Saved data entries:
--------------------
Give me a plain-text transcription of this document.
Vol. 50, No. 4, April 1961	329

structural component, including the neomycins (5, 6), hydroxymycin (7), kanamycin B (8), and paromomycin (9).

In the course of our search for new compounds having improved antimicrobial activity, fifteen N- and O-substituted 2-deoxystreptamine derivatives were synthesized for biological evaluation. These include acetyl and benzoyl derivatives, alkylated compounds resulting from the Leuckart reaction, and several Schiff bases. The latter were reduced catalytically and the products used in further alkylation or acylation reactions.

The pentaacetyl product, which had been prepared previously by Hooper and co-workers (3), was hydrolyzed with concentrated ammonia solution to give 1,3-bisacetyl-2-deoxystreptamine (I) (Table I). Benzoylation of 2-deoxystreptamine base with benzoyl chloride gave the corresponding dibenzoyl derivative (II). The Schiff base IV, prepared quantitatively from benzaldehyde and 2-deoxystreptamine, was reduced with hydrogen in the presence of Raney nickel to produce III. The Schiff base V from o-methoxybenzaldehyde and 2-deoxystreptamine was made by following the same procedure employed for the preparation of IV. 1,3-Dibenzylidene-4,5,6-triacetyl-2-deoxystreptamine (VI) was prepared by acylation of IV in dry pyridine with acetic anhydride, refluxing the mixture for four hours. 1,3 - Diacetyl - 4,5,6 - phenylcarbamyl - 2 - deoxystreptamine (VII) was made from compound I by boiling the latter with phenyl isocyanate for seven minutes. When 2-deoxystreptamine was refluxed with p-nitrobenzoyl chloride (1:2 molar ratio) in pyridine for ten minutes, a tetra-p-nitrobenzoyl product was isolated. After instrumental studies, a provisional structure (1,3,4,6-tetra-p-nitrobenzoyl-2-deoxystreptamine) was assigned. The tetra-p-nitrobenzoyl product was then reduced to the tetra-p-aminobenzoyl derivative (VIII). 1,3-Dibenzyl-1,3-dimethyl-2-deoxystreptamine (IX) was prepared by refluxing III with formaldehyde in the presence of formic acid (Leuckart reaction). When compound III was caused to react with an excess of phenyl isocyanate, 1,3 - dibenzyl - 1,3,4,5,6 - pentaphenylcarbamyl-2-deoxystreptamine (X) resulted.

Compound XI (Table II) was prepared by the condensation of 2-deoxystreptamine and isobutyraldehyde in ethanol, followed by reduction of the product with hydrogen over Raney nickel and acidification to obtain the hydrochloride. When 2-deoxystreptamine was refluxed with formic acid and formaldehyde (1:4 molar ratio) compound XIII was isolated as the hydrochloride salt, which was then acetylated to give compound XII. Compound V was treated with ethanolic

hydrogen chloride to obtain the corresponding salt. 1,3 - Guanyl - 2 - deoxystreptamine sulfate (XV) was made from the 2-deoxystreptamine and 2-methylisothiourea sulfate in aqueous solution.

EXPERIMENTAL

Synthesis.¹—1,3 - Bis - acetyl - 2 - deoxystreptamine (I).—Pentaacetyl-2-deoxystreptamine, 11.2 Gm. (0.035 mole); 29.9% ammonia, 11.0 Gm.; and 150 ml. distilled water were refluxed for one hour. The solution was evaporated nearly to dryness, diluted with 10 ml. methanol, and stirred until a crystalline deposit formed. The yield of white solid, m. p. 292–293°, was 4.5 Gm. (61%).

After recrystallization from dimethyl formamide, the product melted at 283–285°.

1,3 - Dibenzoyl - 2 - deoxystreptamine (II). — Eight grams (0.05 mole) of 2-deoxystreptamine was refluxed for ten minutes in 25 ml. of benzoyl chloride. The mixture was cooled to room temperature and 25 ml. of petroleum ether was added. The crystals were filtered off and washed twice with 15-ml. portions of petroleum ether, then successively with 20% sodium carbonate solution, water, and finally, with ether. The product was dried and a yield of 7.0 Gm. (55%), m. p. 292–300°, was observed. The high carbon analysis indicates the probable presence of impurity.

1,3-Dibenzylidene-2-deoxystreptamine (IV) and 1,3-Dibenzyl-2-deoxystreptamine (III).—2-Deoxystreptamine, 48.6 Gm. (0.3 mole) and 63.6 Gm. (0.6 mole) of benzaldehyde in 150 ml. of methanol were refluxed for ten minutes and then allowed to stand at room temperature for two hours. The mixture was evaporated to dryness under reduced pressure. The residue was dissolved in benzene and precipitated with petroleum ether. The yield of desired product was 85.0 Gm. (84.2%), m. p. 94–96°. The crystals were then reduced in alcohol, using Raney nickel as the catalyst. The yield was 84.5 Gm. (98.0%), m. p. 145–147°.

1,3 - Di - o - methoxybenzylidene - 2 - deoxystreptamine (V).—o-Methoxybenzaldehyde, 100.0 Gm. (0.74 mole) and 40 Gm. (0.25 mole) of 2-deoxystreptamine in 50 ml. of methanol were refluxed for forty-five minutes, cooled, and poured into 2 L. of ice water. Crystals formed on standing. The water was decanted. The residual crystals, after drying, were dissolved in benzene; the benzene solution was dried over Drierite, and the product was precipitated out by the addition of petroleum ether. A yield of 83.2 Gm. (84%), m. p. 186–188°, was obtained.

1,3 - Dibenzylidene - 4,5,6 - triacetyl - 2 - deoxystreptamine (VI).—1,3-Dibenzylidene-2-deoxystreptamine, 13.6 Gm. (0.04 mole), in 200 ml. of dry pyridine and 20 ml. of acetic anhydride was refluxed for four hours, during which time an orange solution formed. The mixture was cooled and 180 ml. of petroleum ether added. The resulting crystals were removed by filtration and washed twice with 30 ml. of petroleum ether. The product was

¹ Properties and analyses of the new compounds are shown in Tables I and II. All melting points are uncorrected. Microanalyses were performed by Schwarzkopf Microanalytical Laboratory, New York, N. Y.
--------------------
### What you need to do
Pick out every line with the string "compounds" and copy it.

### Solution to this task
In the course of our search for new compounds having improved antimicrobial activity, fifteen N- and O-substituted 2-deoxystreptamine derivatives were synthesized for biological evaluation. These include acetyl and benzoyl derivatives, alkylated compounds resulting from the Leuckart reaction, and several Schiff bases. The latter were reduced catalytically and the products used in further alkylation or acylation reactions.
¹ Properties and analyses of the new compounds are shown in Tables I and II. All melting points are uncorrected. Microanalyses were performed by Schwarzkopf Microanalytical Laboratory, New York, N. Y.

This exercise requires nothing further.